_Data section_.
+++++

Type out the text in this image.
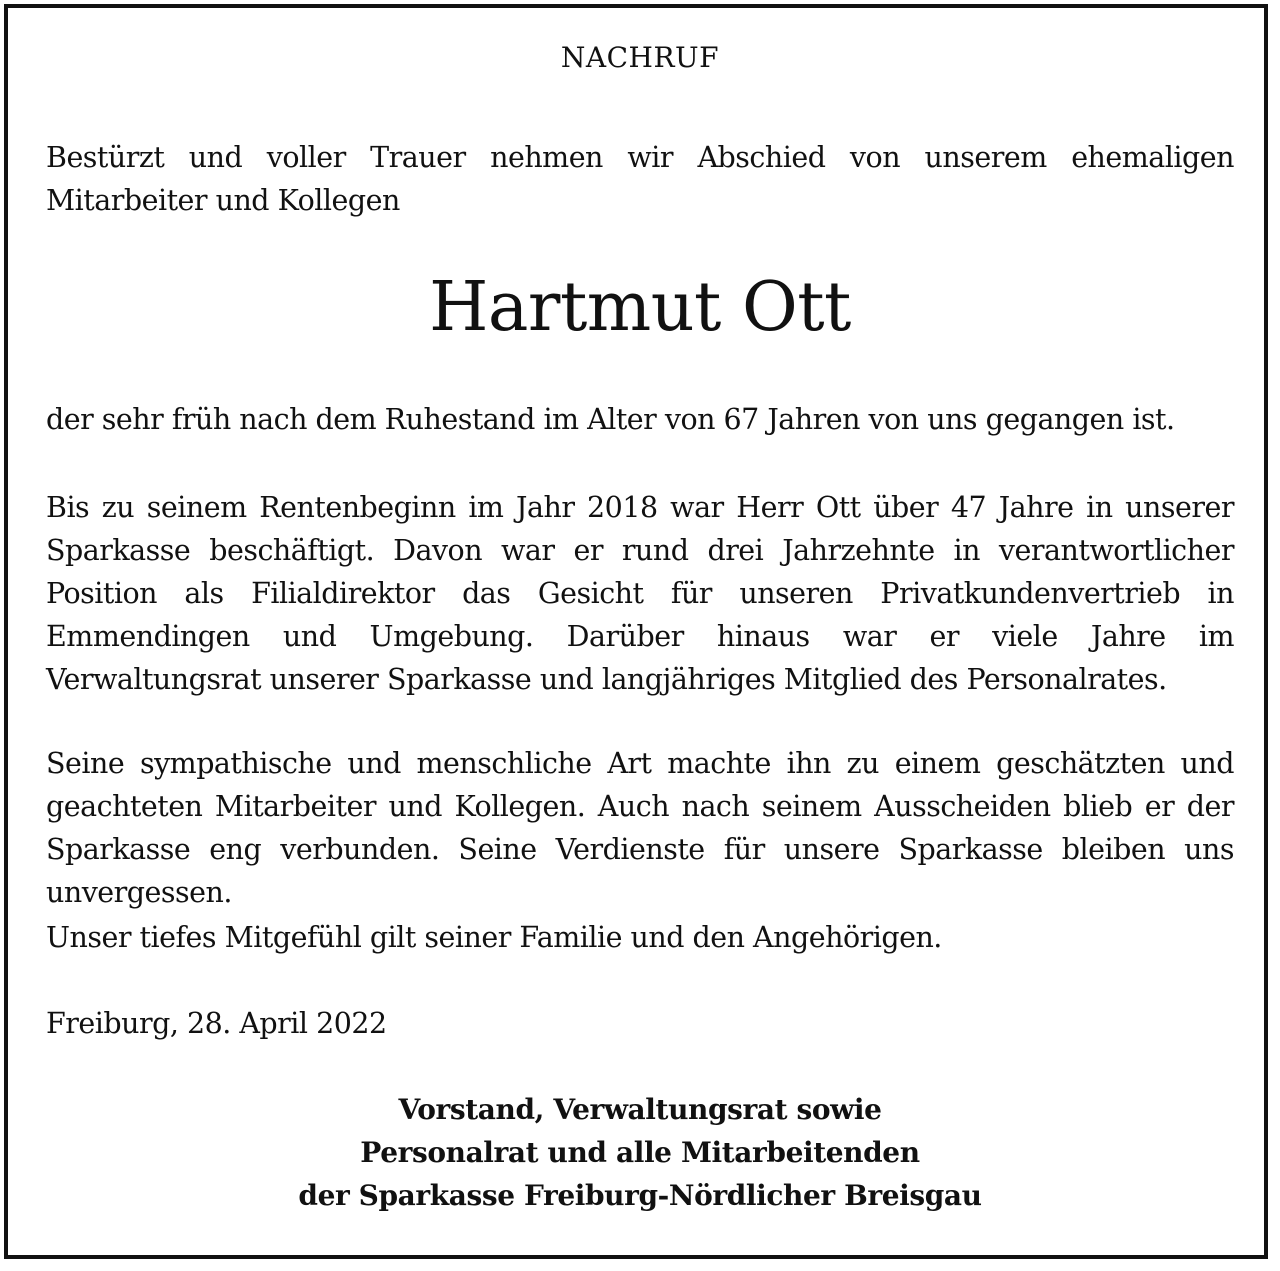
NACHRUF

Bestürzt und voller Trauer nehmen wir Abschied von unserem ehemaligen Mitarbeiter und Kollegen

Hartmut Ott

der sehr früh nach dem Ruhestand im Alter von 67 Jahren von uns gegangen ist.

Bis zu seinem Rentenbeginn im Jahr 2018 war Herr Ott über 47 Jahre in unserer Sparkasse beschäftigt. Davon war er rund drei Jahrzehnte in verantwortlicher Position als Filialdirektor das Gesicht für unseren Privatkundenvertrieb in Emmendingen und Umgebung. Darüber hinaus war er viele Jahre im Verwaltungsrat unserer Sparkasse und langjähriges Mitglied des Personalrates.

Seine sympathische und menschliche Art machte ihn zu einem geschätzten und geachteten Mitarbeiter und Kollegen. Auch nach seinem Ausscheiden blieb er der Sparkasse eng verbunden. Seine Verdienste für unsere Sparkasse bleiben uns unvergessen.

Unser tiefes Mitgefühl gilt seiner Familie und den Angehörigen.

Freiburg, 28. April 2022

Vorstand, Verwaltungsrat sowie
Personalrat und alle Mitarbeitenden
der Sparkasse Freiburg-Nördlicher Breisgau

+++++

_Task instructions_. Print every entry above again without changing a word, and omit the pictures.

_The reply_.
Type out the text in this image.
NACHRUF

Bestürzt und voller Trauer nehmen wir Abschied von unserem ehemaligen Mitarbeiter und Kollegen

Hartmut Ott

der sehr früh nach dem Ruhestand im Alter von 67 Jahren von uns gegangen ist.

Bis zu seinem Rentenbeginn im Jahr 2018 war Herr Ott über 47 Jahre in unserer Sparkasse beschäftigt. Davon war er rund drei Jahrzehnte in verantwortlicher Position als Filialdirektor das Gesicht für unseren Privatkundenvertrieb in Emmendingen und Umgebung. Darüber hinaus war er viele Jahre im Verwaltungsrat unserer Sparkasse und langjähriges Mitglied des Personalrates.

Seine sympathische und menschliche Art machte ihn zu einem geschätzten und geachteten Mitarbeiter und Kollegen. Auch nach seinem Ausscheiden blieb er der Sparkasse eng verbunden. Seine Verdienste für unsere Sparkasse bleiben uns unvergessen.

Unser tiefes Mitgefühl gilt seiner Familie und den Angehörigen.

Freiburg, 28. April 2022

Vorstand, Verwaltungsrat sowie
Personalrat und alle Mitarbeitenden
der Sparkasse Freiburg-Nördlicher Breisgau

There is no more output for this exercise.